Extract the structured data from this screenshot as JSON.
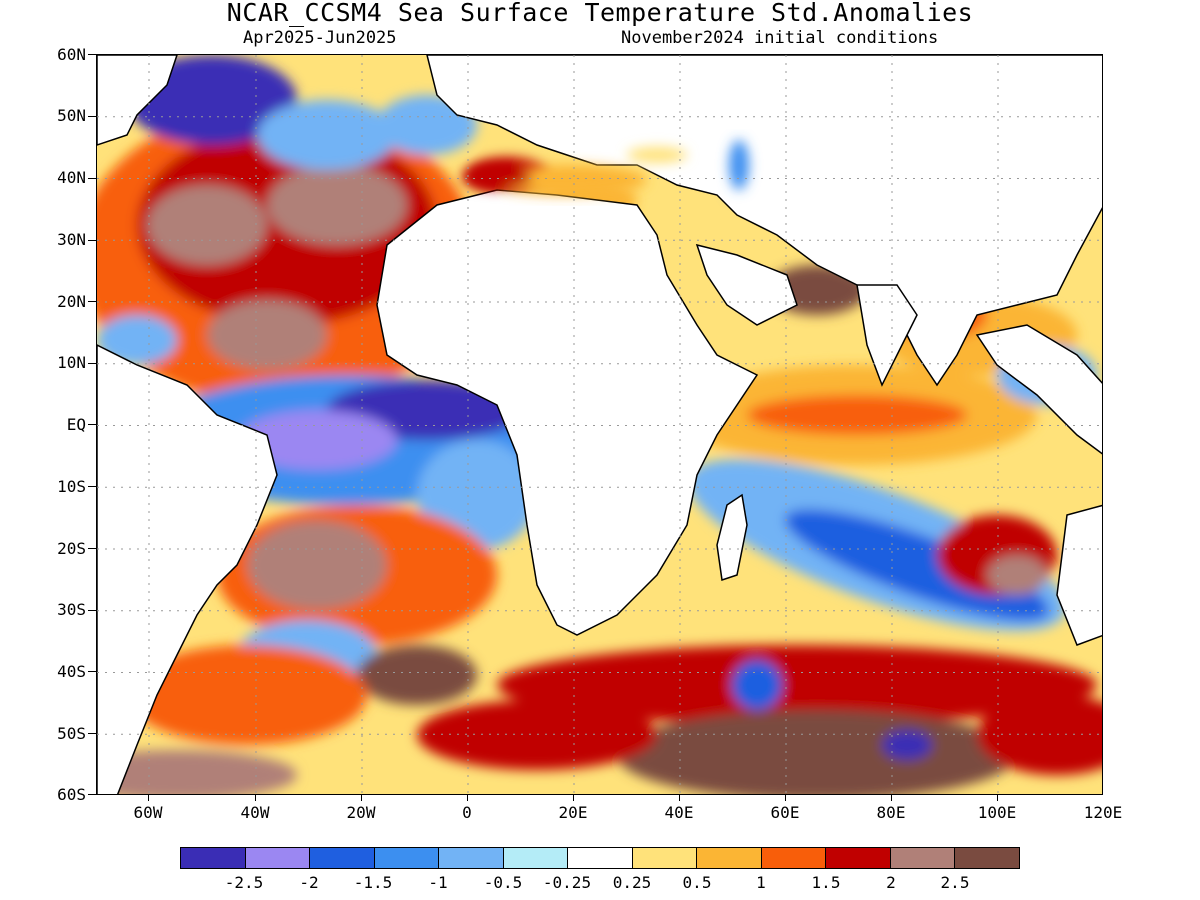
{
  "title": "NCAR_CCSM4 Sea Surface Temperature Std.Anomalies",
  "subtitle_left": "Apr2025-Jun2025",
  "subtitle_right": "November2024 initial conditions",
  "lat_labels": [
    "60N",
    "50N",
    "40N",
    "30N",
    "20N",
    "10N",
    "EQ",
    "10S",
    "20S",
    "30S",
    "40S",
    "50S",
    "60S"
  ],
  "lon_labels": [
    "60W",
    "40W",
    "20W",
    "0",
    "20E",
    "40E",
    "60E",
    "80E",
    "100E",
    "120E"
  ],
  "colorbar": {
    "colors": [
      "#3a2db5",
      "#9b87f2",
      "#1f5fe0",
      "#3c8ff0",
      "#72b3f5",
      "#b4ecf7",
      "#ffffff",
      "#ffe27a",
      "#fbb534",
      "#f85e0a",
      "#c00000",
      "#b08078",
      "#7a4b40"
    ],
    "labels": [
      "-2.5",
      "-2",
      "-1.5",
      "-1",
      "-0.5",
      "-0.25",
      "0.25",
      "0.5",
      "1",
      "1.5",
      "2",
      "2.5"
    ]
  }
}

——

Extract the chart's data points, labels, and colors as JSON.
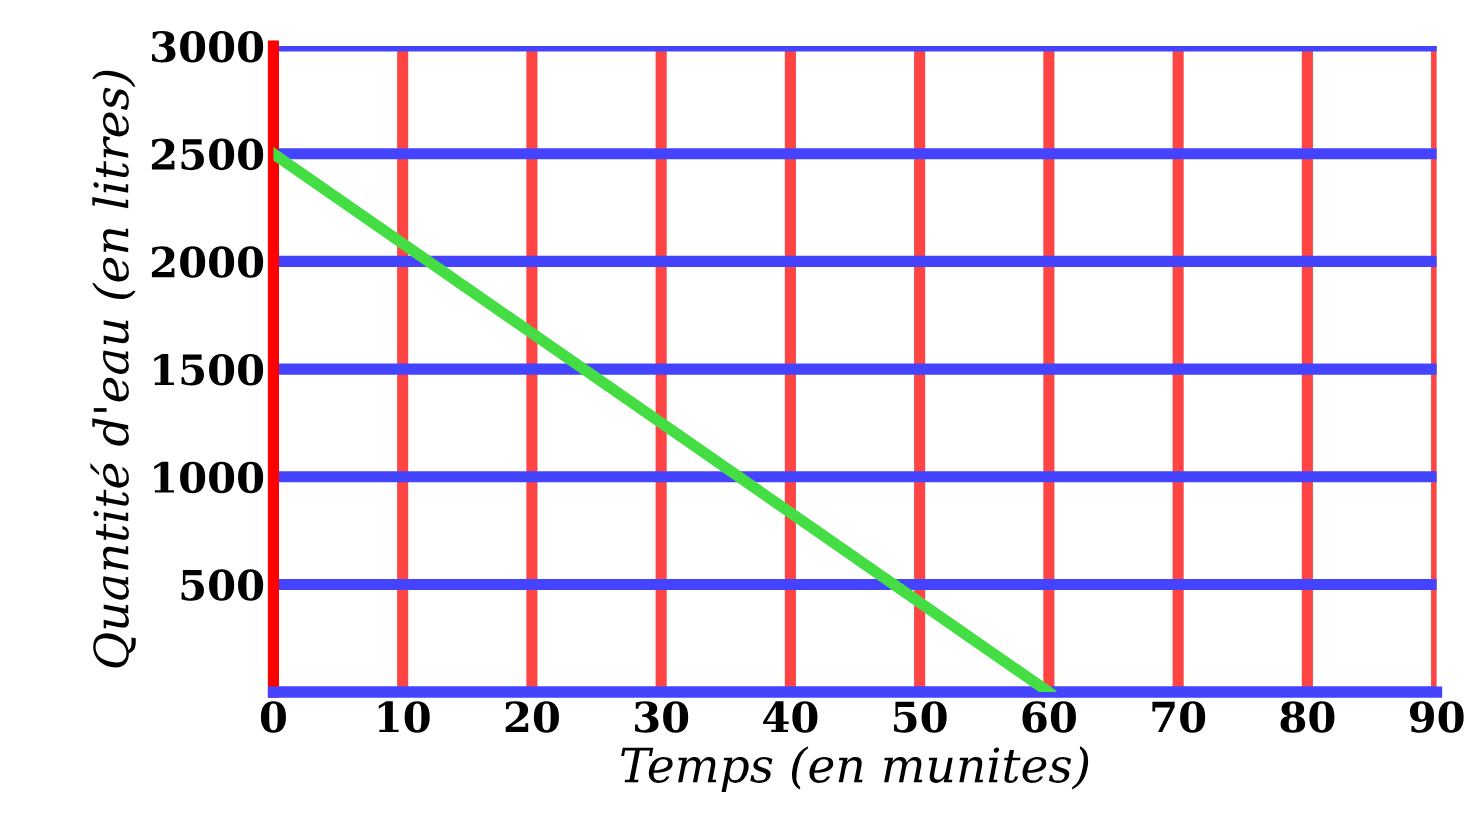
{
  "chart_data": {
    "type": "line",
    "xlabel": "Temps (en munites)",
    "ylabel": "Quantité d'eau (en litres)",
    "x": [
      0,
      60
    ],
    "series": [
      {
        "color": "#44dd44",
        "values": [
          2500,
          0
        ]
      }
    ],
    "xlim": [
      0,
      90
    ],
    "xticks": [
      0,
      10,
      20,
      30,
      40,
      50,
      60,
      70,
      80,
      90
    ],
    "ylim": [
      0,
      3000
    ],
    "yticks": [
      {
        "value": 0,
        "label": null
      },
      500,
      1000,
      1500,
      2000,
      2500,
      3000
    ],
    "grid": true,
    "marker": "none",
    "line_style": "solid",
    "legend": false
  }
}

——

How many of the listing's lines contain "Extract"? Respond with a single number and nothing else.

■ RESULT OF THIS EXERCISE ■
2